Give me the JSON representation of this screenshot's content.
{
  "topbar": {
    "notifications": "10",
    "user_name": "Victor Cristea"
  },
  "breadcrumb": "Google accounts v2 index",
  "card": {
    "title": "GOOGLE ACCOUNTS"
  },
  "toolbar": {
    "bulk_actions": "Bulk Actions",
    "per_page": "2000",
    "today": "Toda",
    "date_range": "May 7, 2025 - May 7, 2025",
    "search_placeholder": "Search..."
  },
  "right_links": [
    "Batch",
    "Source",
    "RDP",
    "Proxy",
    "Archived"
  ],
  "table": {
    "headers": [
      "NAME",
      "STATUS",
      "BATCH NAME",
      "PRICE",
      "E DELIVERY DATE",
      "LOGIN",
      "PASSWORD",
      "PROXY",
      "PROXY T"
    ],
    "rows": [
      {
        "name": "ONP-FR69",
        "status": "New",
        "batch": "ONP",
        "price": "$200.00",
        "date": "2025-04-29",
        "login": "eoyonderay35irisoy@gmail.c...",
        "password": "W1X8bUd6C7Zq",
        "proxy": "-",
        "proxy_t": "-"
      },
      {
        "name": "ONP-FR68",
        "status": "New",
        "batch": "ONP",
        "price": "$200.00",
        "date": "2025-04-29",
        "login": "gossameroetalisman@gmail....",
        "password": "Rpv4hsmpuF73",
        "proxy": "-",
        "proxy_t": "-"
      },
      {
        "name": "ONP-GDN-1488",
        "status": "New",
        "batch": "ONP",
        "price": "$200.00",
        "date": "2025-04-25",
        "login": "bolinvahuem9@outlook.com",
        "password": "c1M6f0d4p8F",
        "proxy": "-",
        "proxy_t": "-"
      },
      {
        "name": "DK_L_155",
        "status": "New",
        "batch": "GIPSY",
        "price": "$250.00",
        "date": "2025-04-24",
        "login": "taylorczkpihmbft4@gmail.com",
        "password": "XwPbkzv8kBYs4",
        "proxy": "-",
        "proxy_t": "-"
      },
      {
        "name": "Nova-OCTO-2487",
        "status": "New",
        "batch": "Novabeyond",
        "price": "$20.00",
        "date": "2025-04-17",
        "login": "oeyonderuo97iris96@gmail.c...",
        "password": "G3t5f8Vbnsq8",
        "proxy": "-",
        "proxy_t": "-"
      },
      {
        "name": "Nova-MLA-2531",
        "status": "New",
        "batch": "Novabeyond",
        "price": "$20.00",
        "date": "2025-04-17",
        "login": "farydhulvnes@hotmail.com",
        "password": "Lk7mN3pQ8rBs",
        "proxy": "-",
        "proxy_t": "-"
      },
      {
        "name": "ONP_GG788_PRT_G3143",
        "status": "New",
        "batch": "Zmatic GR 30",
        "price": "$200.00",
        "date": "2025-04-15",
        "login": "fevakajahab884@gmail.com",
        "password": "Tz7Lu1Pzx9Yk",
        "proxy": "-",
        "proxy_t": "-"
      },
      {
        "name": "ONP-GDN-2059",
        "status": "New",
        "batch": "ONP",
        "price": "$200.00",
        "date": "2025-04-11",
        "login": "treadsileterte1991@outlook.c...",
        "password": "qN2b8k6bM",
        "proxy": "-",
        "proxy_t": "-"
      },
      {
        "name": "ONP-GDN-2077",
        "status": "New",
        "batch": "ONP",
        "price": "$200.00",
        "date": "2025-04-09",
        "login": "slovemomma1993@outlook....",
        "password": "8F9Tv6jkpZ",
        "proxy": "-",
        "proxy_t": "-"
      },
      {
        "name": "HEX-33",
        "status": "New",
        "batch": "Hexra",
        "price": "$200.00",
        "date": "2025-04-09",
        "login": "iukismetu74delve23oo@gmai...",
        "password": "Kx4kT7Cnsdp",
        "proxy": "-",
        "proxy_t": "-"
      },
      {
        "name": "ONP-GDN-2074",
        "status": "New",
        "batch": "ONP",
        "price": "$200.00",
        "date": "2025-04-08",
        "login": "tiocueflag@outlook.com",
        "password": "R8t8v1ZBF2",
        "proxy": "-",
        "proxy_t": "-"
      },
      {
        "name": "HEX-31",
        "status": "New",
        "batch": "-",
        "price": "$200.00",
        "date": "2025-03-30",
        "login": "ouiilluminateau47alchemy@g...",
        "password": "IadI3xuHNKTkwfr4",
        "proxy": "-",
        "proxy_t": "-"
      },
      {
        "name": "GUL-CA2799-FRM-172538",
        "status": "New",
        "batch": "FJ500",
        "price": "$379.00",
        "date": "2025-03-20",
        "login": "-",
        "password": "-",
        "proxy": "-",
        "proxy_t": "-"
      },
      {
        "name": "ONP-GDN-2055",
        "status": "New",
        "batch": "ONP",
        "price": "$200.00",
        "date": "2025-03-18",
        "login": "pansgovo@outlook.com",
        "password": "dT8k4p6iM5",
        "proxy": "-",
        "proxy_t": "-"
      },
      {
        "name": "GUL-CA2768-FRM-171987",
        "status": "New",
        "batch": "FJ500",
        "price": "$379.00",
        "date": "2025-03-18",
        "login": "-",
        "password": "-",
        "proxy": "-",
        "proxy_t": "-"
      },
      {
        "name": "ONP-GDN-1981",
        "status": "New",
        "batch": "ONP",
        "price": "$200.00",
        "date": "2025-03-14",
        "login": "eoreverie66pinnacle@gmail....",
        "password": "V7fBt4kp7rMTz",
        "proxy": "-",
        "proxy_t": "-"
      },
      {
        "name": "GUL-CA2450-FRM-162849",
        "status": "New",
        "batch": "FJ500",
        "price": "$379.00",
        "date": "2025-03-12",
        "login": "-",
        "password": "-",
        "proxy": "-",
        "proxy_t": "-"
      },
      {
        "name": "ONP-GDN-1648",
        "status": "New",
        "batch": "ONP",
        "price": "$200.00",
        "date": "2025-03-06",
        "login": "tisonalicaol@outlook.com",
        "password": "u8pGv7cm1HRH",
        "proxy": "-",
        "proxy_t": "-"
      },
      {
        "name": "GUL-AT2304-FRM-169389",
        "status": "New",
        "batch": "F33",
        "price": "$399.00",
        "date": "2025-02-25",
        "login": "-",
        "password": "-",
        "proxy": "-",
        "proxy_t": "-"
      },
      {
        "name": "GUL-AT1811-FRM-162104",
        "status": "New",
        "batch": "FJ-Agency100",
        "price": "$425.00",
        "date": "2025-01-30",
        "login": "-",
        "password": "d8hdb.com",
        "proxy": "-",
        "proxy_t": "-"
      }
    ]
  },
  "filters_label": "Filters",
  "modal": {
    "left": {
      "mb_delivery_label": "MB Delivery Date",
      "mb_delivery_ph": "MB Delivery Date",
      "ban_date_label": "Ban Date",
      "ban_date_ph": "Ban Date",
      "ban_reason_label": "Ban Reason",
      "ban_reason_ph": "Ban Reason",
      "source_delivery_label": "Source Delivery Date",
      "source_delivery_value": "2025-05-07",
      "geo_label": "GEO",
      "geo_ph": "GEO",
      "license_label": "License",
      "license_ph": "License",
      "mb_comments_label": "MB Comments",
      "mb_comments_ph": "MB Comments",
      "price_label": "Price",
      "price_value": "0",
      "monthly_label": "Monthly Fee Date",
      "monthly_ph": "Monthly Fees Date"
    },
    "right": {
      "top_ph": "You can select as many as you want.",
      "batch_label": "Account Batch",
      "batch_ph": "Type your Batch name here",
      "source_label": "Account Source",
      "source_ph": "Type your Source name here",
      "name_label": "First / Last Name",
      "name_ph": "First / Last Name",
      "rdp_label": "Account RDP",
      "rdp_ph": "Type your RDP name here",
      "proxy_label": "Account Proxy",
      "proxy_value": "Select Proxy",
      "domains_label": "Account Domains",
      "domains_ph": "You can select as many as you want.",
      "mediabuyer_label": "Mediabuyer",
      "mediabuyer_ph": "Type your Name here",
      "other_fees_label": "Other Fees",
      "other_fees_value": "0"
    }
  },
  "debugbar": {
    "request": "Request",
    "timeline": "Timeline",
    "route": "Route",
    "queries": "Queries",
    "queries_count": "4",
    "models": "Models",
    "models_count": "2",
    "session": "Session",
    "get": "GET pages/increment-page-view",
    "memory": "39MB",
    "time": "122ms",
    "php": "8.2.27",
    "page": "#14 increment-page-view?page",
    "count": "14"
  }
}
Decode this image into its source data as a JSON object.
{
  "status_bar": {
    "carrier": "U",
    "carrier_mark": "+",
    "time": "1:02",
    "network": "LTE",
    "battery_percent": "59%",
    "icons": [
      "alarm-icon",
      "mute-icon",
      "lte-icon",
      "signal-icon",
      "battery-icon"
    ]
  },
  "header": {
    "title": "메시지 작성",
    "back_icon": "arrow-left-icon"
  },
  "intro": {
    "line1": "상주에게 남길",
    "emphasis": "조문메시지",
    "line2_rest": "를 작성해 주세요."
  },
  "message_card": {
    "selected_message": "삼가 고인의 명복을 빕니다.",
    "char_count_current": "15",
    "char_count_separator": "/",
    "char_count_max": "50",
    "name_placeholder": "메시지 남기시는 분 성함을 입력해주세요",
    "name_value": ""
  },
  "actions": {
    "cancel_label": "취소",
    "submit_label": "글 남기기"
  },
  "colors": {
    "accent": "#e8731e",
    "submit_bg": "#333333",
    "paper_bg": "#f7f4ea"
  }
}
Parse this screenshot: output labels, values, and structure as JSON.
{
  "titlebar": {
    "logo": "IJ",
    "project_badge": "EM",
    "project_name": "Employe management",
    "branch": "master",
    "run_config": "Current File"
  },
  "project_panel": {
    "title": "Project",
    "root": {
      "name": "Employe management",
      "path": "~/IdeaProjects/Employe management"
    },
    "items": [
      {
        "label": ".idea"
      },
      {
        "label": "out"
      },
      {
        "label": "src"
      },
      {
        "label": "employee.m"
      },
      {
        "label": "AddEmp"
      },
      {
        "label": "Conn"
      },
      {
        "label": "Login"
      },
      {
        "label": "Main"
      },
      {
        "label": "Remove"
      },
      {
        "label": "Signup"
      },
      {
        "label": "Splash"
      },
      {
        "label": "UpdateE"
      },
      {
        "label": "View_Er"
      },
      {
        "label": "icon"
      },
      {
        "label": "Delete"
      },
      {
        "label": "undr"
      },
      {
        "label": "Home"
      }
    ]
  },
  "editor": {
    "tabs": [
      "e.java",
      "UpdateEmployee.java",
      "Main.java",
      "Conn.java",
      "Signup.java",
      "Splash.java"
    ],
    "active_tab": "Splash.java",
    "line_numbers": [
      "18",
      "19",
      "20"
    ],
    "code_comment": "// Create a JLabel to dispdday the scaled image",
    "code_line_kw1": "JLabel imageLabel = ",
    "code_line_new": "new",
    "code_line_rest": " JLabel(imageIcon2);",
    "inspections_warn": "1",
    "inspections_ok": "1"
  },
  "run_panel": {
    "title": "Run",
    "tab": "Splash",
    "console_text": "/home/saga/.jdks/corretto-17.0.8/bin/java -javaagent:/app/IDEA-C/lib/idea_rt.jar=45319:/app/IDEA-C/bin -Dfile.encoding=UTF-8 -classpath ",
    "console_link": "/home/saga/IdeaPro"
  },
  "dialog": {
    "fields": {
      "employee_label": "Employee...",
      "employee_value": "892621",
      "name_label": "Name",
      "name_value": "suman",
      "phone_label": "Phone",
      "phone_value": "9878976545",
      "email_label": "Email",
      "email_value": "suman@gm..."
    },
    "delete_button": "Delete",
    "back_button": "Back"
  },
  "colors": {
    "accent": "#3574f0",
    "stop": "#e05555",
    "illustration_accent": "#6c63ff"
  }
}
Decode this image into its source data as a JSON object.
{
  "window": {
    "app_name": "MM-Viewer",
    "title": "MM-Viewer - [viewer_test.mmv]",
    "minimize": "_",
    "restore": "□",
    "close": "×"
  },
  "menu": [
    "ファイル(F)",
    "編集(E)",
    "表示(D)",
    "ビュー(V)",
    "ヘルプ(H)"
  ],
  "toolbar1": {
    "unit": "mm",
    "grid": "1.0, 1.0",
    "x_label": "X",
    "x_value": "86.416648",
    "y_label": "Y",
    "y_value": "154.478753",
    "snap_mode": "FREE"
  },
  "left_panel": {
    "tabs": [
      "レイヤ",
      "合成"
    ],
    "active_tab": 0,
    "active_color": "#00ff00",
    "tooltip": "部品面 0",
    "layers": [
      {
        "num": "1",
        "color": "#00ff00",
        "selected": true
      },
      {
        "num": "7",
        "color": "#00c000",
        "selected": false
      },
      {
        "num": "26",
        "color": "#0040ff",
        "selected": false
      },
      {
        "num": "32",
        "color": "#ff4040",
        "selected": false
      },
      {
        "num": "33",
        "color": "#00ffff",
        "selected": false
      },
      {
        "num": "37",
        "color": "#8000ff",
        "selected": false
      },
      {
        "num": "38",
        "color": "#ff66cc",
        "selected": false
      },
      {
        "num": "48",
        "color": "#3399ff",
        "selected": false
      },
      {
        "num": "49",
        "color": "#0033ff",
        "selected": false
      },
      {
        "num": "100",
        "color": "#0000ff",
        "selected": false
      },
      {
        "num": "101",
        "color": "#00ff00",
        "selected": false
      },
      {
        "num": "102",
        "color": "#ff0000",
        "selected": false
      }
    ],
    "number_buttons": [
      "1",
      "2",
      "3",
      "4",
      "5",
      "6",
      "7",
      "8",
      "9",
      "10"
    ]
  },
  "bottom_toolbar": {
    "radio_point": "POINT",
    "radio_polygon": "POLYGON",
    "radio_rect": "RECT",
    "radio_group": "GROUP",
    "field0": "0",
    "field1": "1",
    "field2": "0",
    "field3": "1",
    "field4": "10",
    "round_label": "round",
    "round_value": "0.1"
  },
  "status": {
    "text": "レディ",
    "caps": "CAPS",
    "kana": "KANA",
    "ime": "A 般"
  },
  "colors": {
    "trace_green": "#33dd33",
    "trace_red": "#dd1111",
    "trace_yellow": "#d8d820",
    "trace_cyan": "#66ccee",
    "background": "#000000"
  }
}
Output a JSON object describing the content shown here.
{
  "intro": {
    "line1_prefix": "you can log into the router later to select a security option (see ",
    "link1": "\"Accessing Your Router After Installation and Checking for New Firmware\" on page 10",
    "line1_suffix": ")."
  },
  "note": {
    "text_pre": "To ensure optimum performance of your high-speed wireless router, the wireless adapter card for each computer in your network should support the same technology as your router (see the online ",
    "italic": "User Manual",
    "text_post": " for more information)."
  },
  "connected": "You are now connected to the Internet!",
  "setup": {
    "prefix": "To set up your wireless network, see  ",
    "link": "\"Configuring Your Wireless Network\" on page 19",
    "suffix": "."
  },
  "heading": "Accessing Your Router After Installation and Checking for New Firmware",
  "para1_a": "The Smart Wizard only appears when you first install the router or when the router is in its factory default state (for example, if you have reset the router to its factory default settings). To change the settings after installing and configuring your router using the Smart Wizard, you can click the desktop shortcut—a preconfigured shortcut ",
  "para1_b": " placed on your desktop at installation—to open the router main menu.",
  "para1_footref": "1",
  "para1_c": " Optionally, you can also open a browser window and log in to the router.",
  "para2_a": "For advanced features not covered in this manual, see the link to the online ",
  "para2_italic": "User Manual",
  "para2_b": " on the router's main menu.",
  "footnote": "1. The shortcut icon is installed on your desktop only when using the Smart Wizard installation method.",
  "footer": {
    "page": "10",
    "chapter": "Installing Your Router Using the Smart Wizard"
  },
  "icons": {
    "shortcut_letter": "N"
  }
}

_Set exercise:_
Identify each line in the entries with the word "Checking" and copy it.

_Completed exercise:_
    "link1": "\"Accessing Your Router After Installation and Checking for New Firmware\" on page 10",
  "heading": "Accessing Your Router After Installation and Checking for New Firmware",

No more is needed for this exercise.